RECORDED DATA:
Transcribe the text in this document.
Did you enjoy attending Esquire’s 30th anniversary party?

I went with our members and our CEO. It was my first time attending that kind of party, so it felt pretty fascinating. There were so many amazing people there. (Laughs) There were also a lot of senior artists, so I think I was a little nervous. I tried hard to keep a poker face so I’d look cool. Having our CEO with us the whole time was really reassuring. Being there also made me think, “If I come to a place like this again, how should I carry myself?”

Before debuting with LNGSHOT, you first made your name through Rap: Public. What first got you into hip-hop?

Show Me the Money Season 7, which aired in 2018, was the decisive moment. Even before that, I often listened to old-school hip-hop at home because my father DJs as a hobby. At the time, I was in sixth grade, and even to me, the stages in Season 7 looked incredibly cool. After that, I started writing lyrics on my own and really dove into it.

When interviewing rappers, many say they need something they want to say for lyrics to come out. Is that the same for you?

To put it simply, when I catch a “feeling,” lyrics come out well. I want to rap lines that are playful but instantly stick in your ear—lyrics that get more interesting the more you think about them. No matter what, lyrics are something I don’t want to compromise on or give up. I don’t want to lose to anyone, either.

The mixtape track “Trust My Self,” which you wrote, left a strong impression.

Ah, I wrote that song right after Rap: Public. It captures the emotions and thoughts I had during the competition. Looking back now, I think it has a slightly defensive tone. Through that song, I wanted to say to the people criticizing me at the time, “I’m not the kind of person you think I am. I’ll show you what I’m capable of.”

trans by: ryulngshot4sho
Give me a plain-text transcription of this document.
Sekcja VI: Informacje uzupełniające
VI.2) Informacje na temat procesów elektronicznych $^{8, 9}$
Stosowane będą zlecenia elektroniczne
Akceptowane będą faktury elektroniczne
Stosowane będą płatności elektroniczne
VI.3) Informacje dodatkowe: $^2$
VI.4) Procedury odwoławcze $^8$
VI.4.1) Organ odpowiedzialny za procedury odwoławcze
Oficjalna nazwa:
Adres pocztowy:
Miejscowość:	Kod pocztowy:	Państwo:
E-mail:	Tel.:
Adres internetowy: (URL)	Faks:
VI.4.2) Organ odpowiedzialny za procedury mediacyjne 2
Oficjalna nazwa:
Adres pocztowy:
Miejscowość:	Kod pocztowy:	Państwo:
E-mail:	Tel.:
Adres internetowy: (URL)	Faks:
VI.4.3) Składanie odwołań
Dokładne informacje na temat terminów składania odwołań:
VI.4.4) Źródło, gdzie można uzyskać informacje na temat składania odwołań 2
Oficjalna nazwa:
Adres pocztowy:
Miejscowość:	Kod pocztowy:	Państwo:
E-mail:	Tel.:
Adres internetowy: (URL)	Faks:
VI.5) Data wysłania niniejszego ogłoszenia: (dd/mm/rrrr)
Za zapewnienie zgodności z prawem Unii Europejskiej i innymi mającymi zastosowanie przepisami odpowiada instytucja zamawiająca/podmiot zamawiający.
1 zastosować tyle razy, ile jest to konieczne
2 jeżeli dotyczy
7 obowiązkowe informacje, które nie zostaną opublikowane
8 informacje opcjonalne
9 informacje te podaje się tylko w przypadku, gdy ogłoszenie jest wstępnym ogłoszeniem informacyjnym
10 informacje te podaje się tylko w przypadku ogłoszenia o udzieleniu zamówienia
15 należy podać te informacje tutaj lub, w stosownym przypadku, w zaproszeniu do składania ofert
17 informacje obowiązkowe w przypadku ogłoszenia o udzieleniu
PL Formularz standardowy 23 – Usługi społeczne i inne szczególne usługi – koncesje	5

WRITTEN INSTRUCTION:
Reproduce every entry shown above, precisely as it stands.

SOLUTION TO THIS PROBLEM:
Transcribe the text in this document.
Did you enjoy attending Esquire’s 30th anniversary party?

I went with our members and our CEO. It was my first time attending that kind of party, so it felt pretty fascinating. There were so many amazing people there. (Laughs) There were also a lot of senior artists, so I think I was a little nervous. I tried hard to keep a poker face so I’d look cool. Having our CEO with us the whole time was really reassuring. Being there also made me think, “If I come to a place like this again, how should I carry myself?”

Before debuting with LNGSHOT, you first made your name through Rap: Public. What first got you into hip-hop?

Show Me the Money Season 7, which aired in 2018, was the decisive moment. Even before that, I often listened to old-school hip-hop at home because my father DJs as a hobby. At the time, I was in sixth grade, and even to me, the stages in Season 7 looked incredibly cool. After that, I started writing lyrics on my own and really dove into it.

When interviewing rappers, many say they need something they want to say for lyrics to come out. Is that the same for you?

To put it simply, when I catch a “feeling,” lyrics come out well. I want to rap lines that are playful but instantly stick in your ear—lyrics that get more interesting the more you think about them. No matter what, lyrics are something I don’t want to compromise on or give up. I don’t want to lose to anyone, either.

The mixtape track “Trust My Self,” which you wrote, left a strong impression.

Ah, I wrote that song right after Rap: Public. It captures the emotions and thoughts I had during the competition. Looking back now, I think it has a slightly defensive tone. Through that song, I wanted to say to the people criticizing me at the time, “I’m not the kind of person you think I am. I’ll show you what I’m capable of.”

trans by: ryulngshot4sho
Give me a plain-text transcription of this document.
Sekcja VI: Informacje uzupełniające
VI.2) Informacje na temat procesów elektronicznych $^{8, 9}$
Stosowane będą zlecenia elektroniczne
Akceptowane będą faktury elektroniczne
Stosowane będą płatności elektroniczne
VI.3) Informacje dodatkowe: $^2$
VI.4) Procedury odwoławcze $^8$
VI.4.1) Organ odpowiedzialny za procedury odwoławcze
Oficjalna nazwa:
Adres pocztowy:
Miejscowość:	Kod pocztowy:	Państwo:
E-mail:	Tel.:
Adres internetowy: (URL)	Faks:
VI.4.2) Organ odpowiedzialny za procedury mediacyjne 2
Oficjalna nazwa:
Adres pocztowy:
Miejscowość:	Kod pocztowy:	Państwo:
E-mail:	Tel.:
Adres internetowy: (URL)	Faks:
VI.4.3) Składanie odwołań
Dokładne informacje na temat terminów składania odwołań:
VI.4.4) Źródło, gdzie można uzyskać informacje na temat składania odwołań 2
Oficjalna nazwa:
Adres pocztowy:
Miejscowość:	Kod pocztowy:	Państwo:
E-mail:	Tel.:
Adres internetowy: (URL)	Faks:
VI.5) Data wysłania niniejszego ogłoszenia: (dd/mm/rrrr)
Za zapewnienie zgodności z prawem Unii Europejskiej i innymi mającymi zastosowanie przepisami odpowiada instytucja zamawiająca/podmiot zamawiający.
1 zastosować tyle razy, ile jest to konieczne
2 jeżeli dotyczy
7 obowiązkowe informacje, które nie zostaną opublikowane
8 informacje opcjonalne
9 informacje te podaje się tylko w przypadku, gdy ogłoszenie jest wstępnym ogłoszeniem informacyjnym
10 informacje te podaje się tylko w przypadku ogłoszenia o udzieleniu zamówienia
15 należy podać te informacje tutaj lub, w stosownym przypadku, w zaproszeniu do składania ofert
17 informacje obowiązkowe w przypadku ogłoszenia o udzieleniu
PL Formularz standardowy 23 – Usługi społeczne i inne szczególne usługi – koncesje	5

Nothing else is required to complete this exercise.